**AIM OF THE TASK**
Pick out the lines below that contain the string "JSON" and copy them all.

**Items from a figure collection**
* start *

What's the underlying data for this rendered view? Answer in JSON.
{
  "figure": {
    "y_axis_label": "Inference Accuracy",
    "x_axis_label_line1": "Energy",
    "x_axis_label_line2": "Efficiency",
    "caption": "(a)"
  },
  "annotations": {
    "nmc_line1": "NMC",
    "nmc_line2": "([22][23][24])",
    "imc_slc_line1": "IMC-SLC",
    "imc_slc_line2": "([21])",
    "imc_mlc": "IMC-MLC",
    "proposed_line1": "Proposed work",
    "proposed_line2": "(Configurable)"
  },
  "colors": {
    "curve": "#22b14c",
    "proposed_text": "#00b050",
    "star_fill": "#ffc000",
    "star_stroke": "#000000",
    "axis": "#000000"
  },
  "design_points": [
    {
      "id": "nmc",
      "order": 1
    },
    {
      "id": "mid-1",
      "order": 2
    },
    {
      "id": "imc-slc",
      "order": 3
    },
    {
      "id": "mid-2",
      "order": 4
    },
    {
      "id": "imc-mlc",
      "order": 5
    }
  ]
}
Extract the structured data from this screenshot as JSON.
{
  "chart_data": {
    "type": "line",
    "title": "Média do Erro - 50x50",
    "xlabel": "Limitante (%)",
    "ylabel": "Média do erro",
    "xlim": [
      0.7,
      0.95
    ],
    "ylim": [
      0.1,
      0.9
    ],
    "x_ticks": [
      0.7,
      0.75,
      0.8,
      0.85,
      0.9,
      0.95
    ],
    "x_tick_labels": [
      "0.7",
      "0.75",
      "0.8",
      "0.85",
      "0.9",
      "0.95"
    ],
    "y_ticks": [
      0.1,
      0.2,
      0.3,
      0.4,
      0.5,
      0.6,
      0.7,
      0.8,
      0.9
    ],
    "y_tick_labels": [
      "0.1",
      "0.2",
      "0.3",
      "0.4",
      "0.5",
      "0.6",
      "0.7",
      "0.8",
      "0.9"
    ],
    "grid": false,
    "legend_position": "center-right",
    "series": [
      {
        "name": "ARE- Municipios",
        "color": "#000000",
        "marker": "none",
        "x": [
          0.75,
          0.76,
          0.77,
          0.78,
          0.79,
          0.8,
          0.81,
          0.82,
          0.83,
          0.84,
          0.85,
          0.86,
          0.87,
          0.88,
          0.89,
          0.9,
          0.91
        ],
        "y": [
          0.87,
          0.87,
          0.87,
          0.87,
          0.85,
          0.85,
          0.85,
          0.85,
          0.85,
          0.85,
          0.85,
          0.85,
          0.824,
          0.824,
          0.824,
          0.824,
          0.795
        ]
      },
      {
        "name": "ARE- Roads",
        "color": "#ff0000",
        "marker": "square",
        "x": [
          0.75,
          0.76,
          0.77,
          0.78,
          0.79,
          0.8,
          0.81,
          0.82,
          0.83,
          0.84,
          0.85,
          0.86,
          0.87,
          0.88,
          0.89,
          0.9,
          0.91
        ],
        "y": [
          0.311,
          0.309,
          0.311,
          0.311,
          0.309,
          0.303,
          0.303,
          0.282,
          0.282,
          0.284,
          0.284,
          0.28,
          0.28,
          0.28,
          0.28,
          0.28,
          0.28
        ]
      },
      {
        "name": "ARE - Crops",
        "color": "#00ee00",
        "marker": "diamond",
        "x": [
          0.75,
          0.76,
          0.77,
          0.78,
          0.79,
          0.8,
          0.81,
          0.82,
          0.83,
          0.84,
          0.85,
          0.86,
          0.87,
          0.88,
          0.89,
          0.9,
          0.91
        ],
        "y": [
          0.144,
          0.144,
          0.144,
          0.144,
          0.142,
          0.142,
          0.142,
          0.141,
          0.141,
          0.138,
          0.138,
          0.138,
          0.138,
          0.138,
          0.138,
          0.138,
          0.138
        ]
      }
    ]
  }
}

* end *

**ANSWER TO THIS TASK**
What's the underlying data for this rendered view? Answer in JSON.
Extract the structured data from this screenshot as JSON.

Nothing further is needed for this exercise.